[Stored entries]
** begin **

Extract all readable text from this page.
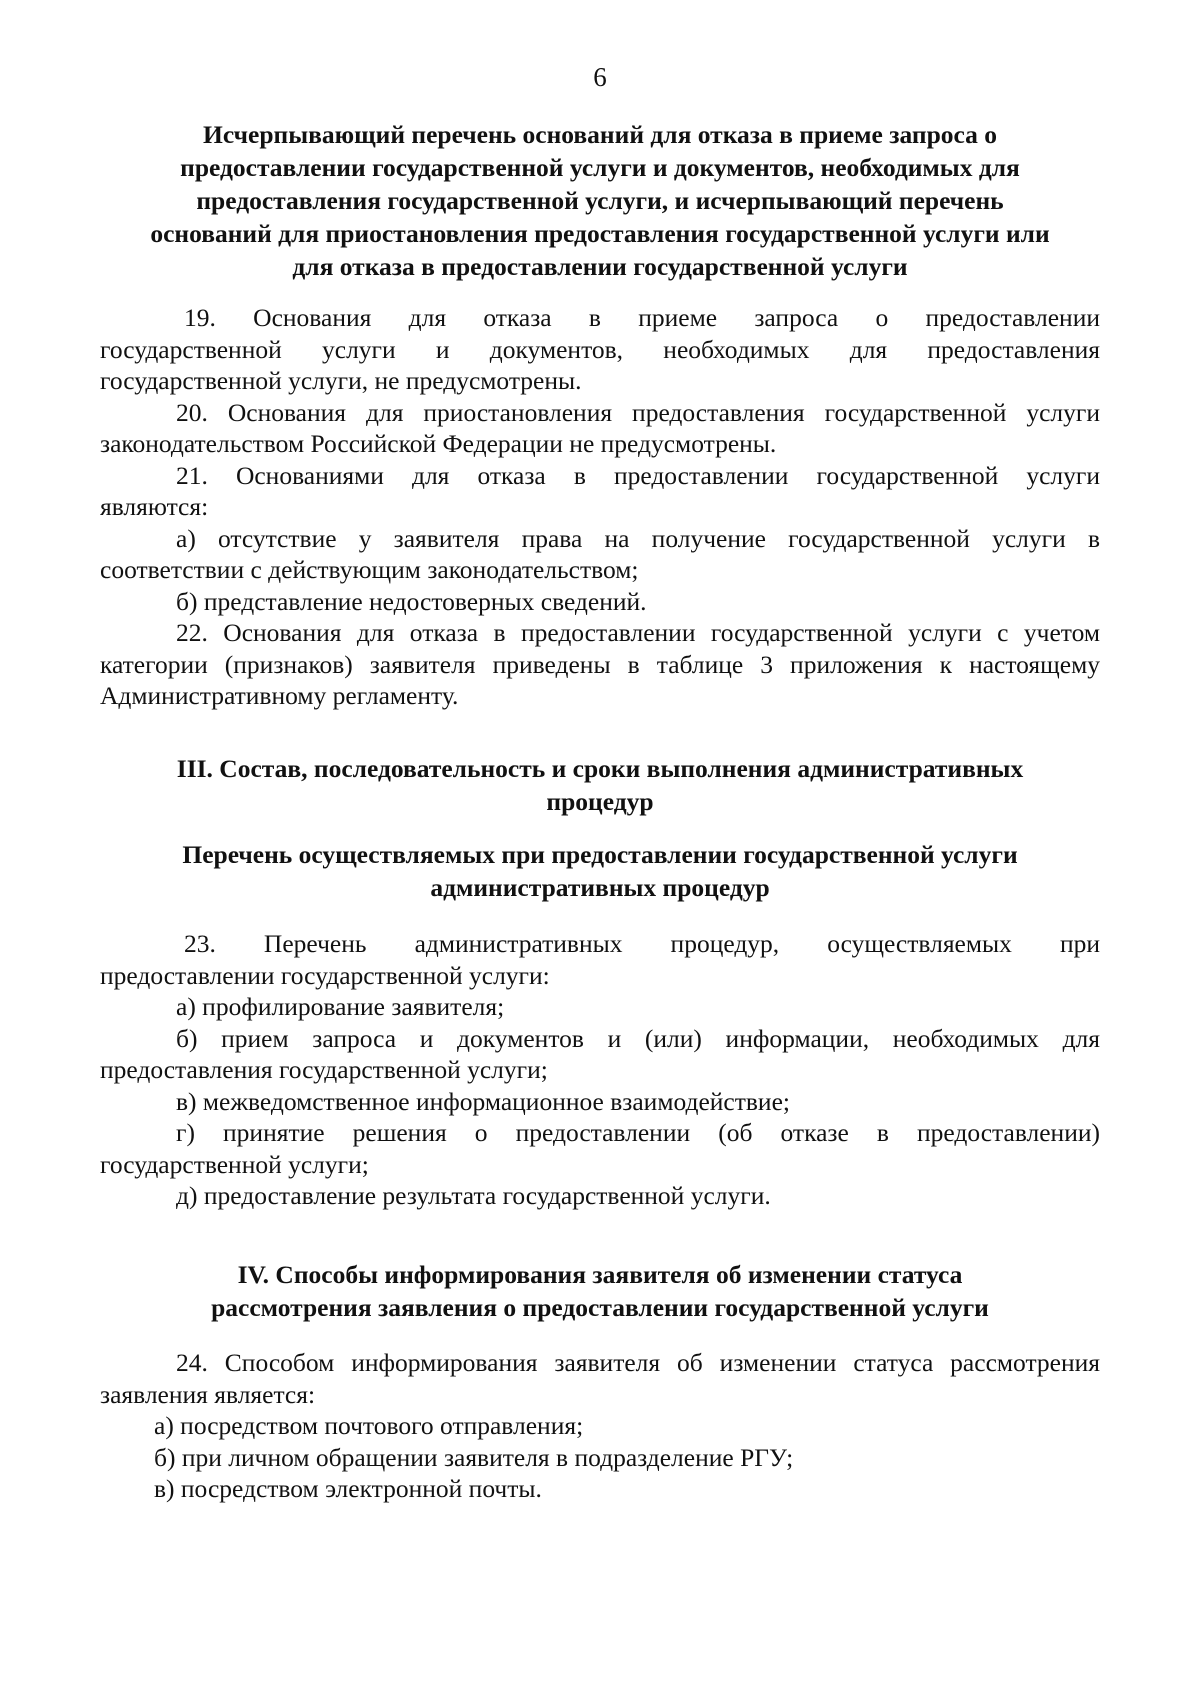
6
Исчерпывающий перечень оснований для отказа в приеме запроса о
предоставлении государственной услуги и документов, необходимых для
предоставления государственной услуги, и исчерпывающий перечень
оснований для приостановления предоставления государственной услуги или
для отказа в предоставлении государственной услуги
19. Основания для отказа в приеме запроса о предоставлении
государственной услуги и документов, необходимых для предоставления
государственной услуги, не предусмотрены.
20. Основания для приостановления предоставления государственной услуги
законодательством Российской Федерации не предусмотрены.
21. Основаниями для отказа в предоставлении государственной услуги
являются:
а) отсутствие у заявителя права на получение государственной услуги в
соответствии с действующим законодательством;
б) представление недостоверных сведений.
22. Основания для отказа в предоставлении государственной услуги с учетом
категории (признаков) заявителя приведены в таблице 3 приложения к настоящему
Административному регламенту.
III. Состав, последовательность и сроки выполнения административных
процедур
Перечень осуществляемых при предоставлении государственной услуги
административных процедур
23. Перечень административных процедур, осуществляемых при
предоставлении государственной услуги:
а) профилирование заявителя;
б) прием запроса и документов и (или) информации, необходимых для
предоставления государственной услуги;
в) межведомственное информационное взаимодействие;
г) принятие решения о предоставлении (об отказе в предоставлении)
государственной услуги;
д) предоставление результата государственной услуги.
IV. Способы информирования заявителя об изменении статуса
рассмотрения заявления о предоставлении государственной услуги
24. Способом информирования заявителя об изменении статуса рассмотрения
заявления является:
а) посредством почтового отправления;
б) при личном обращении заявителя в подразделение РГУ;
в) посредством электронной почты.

** end **

Show all lines above holding "процедур".

процедур
административных процедур
23. Перечень административных процедур, осуществляемых при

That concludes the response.